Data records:
_ _ _
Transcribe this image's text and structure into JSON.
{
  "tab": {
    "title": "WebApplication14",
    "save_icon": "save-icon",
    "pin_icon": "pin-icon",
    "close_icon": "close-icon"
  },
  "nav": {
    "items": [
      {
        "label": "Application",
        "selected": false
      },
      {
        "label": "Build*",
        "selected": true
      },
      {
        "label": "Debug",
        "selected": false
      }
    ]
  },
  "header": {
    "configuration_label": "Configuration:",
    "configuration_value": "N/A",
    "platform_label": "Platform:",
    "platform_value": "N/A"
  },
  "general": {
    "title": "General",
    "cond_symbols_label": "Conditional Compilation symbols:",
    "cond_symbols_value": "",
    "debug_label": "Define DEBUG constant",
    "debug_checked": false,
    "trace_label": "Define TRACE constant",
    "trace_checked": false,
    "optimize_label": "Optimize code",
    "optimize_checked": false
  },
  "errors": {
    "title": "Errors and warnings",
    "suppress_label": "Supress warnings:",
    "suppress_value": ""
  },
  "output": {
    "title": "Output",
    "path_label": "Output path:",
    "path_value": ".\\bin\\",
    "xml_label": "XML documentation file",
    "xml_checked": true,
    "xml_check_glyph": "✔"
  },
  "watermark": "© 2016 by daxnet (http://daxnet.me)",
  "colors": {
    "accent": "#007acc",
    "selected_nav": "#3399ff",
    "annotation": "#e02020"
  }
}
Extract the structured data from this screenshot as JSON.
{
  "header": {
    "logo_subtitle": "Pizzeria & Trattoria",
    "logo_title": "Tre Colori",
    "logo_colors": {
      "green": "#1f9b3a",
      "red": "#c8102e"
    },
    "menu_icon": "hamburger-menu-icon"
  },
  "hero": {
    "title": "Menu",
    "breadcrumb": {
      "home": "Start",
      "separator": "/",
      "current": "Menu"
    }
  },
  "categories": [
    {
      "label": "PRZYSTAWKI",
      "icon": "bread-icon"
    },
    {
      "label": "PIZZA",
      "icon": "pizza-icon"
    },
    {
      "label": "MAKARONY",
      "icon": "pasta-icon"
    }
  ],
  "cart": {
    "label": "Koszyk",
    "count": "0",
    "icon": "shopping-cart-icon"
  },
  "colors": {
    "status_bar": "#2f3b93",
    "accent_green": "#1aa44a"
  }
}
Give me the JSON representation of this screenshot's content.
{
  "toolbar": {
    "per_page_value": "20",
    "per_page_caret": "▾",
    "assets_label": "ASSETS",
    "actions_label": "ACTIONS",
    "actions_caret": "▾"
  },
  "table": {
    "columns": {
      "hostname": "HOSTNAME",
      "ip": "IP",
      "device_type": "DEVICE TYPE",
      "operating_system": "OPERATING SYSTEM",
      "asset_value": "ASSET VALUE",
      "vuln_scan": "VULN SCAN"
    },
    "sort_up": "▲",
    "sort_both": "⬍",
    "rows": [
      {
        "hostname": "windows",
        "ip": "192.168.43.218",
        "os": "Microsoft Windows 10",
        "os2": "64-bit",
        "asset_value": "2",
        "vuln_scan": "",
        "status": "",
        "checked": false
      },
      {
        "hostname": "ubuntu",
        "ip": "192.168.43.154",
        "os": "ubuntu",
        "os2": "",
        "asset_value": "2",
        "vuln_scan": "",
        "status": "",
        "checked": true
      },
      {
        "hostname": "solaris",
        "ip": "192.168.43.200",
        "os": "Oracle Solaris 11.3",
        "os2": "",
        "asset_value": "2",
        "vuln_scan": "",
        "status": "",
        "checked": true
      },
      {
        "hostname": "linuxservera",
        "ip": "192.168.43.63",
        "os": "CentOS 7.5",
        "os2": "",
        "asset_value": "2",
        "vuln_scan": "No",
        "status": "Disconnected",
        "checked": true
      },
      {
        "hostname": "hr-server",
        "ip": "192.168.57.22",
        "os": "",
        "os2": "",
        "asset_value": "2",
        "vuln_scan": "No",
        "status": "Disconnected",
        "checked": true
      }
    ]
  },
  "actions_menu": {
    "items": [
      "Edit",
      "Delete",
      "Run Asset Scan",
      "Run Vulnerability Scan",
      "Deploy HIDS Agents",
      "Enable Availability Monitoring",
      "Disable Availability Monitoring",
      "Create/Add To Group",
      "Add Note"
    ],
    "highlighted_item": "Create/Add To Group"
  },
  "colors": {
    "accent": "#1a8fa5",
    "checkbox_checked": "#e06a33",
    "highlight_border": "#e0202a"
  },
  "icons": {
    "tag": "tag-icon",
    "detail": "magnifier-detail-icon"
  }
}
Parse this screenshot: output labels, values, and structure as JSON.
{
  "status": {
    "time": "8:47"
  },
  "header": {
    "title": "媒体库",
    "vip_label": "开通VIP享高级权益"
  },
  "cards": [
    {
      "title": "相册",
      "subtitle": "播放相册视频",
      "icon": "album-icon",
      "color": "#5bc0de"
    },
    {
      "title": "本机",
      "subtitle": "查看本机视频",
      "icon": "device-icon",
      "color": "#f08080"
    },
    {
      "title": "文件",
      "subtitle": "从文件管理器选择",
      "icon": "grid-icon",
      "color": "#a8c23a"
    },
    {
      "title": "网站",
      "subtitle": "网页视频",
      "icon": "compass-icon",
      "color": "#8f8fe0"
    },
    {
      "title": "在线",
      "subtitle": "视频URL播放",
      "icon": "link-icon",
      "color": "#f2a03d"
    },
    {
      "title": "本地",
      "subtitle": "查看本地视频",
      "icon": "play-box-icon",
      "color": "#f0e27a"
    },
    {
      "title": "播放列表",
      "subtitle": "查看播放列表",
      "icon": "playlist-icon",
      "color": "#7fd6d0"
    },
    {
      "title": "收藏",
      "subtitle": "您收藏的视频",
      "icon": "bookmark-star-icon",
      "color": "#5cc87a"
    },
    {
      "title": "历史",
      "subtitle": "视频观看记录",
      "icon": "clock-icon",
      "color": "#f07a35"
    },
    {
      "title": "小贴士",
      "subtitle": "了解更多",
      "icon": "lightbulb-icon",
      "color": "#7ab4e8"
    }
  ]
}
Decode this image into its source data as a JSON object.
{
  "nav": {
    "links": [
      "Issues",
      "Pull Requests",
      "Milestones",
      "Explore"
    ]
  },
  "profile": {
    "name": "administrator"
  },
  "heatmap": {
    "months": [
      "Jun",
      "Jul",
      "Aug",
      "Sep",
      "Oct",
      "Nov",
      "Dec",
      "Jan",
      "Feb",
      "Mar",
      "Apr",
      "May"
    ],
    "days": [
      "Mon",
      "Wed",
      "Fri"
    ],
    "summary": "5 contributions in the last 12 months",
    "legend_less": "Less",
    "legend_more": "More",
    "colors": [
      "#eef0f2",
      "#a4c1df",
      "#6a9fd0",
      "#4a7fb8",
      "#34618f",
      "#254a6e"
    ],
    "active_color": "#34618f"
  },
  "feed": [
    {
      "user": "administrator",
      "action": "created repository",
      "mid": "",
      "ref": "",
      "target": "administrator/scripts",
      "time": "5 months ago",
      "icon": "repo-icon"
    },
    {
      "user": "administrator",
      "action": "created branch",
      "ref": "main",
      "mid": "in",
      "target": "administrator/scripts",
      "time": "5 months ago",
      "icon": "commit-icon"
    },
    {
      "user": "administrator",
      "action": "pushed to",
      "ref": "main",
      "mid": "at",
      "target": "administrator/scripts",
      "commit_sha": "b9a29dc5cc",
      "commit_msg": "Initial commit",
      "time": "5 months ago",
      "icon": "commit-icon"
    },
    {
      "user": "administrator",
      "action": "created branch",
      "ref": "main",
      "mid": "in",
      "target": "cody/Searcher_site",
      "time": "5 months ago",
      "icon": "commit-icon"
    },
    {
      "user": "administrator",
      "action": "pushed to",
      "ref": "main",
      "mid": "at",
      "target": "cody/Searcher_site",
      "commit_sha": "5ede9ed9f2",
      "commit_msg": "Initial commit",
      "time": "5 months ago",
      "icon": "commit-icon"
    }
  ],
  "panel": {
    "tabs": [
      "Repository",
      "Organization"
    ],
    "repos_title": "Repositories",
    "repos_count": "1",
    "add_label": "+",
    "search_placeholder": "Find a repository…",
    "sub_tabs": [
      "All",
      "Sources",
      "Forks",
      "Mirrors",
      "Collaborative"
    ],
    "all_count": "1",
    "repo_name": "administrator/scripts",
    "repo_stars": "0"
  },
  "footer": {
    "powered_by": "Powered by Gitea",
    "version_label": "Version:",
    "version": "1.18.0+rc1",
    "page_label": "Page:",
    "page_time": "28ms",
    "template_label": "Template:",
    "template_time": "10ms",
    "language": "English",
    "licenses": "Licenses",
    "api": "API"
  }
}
_ _ _
Return every line of the preceding records in which the word "JSON" appears.

Transcribe this image's text and structure into JSON.
Extract the structured data from this screenshot as JSON.
Give me the JSON representation of this screenshot's content.
Parse this screenshot: output labels, values, and structure as JSON.
Decode this image into its source data as a JSON object.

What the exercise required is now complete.